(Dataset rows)
___
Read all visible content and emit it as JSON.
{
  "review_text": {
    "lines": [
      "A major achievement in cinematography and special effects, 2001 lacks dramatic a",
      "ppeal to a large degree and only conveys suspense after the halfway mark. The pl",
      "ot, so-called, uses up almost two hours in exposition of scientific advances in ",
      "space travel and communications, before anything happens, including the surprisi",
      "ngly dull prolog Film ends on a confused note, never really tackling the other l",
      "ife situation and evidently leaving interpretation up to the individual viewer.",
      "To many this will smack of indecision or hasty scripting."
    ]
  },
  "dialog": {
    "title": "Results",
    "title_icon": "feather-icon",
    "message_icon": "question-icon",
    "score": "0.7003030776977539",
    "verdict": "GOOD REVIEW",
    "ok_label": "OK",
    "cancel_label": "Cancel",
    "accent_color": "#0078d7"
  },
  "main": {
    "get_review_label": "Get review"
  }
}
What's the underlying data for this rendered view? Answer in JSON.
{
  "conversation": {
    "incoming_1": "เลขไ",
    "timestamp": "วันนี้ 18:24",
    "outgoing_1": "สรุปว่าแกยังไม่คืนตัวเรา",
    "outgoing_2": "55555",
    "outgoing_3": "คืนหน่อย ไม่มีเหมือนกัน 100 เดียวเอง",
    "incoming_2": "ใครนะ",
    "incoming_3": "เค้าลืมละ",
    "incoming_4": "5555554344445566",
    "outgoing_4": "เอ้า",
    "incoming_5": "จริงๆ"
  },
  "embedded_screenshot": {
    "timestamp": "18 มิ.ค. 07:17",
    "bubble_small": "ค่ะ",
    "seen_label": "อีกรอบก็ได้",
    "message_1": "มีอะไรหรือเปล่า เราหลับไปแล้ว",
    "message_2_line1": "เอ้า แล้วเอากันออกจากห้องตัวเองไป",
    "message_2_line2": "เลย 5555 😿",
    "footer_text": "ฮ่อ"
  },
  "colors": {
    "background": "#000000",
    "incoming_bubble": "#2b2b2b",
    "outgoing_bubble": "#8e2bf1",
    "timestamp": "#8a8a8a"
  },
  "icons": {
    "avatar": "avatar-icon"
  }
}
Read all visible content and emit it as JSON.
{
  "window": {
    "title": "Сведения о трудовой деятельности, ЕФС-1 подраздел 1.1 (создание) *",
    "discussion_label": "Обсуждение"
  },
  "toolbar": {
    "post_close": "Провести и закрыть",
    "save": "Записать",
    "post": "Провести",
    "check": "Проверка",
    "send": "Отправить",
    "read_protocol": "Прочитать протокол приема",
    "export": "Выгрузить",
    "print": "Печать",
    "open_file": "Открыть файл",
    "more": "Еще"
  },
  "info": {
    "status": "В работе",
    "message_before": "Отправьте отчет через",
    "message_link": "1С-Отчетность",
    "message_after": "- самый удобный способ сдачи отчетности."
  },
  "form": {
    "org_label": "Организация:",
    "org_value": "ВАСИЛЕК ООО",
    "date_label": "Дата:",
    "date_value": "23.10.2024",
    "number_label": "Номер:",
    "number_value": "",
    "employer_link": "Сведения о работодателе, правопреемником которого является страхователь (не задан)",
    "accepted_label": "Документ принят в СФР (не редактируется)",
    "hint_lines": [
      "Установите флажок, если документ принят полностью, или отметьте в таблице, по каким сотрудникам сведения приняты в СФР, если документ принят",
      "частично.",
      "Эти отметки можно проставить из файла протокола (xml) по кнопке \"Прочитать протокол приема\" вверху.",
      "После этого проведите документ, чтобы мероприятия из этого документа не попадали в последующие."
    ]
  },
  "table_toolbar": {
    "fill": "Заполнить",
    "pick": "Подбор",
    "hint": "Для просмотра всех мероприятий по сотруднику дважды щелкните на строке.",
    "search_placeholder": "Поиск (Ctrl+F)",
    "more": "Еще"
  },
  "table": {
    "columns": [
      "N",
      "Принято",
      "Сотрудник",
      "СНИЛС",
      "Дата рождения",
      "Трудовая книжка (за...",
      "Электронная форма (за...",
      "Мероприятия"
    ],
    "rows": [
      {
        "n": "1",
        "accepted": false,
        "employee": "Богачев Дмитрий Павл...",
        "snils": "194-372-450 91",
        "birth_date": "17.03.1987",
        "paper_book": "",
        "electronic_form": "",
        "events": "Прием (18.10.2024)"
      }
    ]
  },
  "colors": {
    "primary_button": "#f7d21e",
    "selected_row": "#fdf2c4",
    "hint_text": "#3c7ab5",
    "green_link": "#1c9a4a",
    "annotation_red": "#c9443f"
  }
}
___
Given instruction. Without leaving anything out, give the entries again exactly.

Solution for this problem.
Read all visible content and emit it as JSON.
{
  "review_text": {
    "lines": [
      "A major achievement in cinematography and special effects, 2001 lacks dramatic a",
      "ppeal to a large degree and only conveys suspense after the halfway mark. The pl",
      "ot, so-called, uses up almost two hours in exposition of scientific advances in ",
      "space travel and communications, before anything happens, including the surprisi",
      "ngly dull prolog Film ends on a confused note, never really tackling the other l",
      "ife situation and evidently leaving interpretation up to the individual viewer.",
      "To many this will smack of indecision or hasty scripting."
    ]
  },
  "dialog": {
    "title": "Results",
    "title_icon": "feather-icon",
    "message_icon": "question-icon",
    "score": "0.7003030776977539",
    "verdict": "GOOD REVIEW",
    "ok_label": "OK",
    "cancel_label": "Cancel",
    "accent_color": "#0078d7"
  },
  "main": {
    "get_review_label": "Get review"
  }
}
What's the underlying data for this rendered view? Answer in JSON.
{
  "conversation": {
    "incoming_1": "เลขไ",
    "timestamp": "วันนี้ 18:24",
    "outgoing_1": "สรุปว่าแกยังไม่คืนตัวเรา",
    "outgoing_2": "55555",
    "outgoing_3": "คืนหน่อย ไม่มีเหมือนกัน 100 เดียวเอง",
    "incoming_2": "ใครนะ",
    "incoming_3": "เค้าลืมละ",
    "incoming_4": "5555554344445566",
    "outgoing_4": "เอ้า",
    "incoming_5": "จริงๆ"
  },
  "embedded_screenshot": {
    "timestamp": "18 มิ.ค. 07:17",
    "bubble_small": "ค่ะ",
    "seen_label": "อีกรอบก็ได้",
    "message_1": "มีอะไรหรือเปล่า เราหลับไปแล้ว",
    "message_2_line1": "เอ้า แล้วเอากันออกจากห้องตัวเองไป",
    "message_2_line2": "เลย 5555 😿",
    "footer_text": "ฮ่อ"
  },
  "colors": {
    "background": "#000000",
    "incoming_bubble": "#2b2b2b",
    "outgoing_bubble": "#8e2bf1",
    "timestamp": "#8a8a8a"
  },
  "icons": {
    "avatar": "avatar-icon"
  }
}
Read all visible content and emit it as JSON.
{
  "window": {
    "title": "Сведения о трудовой деятельности, ЕФС-1 подраздел 1.1 (создание) *",
    "discussion_label": "Обсуждение"
  },
  "toolbar": {
    "post_close": "Провести и закрыть",
    "save": "Записать",
    "post": "Провести",
    "check": "Проверка",
    "send": "Отправить",
    "read_protocol": "Прочитать протокол приема",
    "export": "Выгрузить",
    "print": "Печать",
    "open_file": "Открыть файл",
    "more": "Еще"
  },
  "info": {
    "status": "В работе",
    "message_before": "Отправьте отчет через",
    "message_link": "1С-Отчетность",
    "message_after": "- самый удобный способ сдачи отчетности."
  },
  "form": {
    "org_label": "Организация:",
    "org_value": "ВАСИЛЕК ООО",
    "date_label": "Дата:",
    "date_value": "23.10.2024",
    "number_label": "Номер:",
    "number_value": "",
    "employer_link": "Сведения о работодателе, правопреемником которого является страхователь (не задан)",
    "accepted_label": "Документ принят в СФР (не редактируется)",
    "hint_lines": [
      "Установите флажок, если документ принят полностью, или отметьте в таблице, по каким сотрудникам сведения приняты в СФР, если документ принят",
      "частично.",
      "Эти отметки можно проставить из файла протокола (xml) по кнопке \"Прочитать протокол приема\" вверху.",
      "После этого проведите документ, чтобы мероприятия из этого документа не попадали в последующие."
    ]
  },
  "table_toolbar": {
    "fill": "Заполнить",
    "pick": "Подбор",
    "hint": "Для просмотра всех мероприятий по сотруднику дважды щелкните на строке.",
    "search_placeholder": "Поиск (Ctrl+F)",
    "more": "Еще"
  },
  "table": {
    "columns": [
      "N",
      "Принято",
      "Сотрудник",
      "СНИЛС",
      "Дата рождения",
      "Трудовая книжка (за...",
      "Электронная форма (за...",
      "Мероприятия"
    ],
    "rows": [
      {
        "n": "1",
        "accepted": false,
        "employee": "Богачев Дмитрий Павл...",
        "snils": "194-372-450 91",
        "birth_date": "17.03.1987",
        "paper_book": "",
        "electronic_form": "",
        "events": "Прием (18.10.2024)"
      }
    ]
  },
  "colors": {
    "primary_button": "#f7d21e",
    "selected_row": "#fdf2c4",
    "hint_text": "#3c7ab5",
    "green_link": "#1c9a4a",
    "annotation_red": "#c9443f"
  }
}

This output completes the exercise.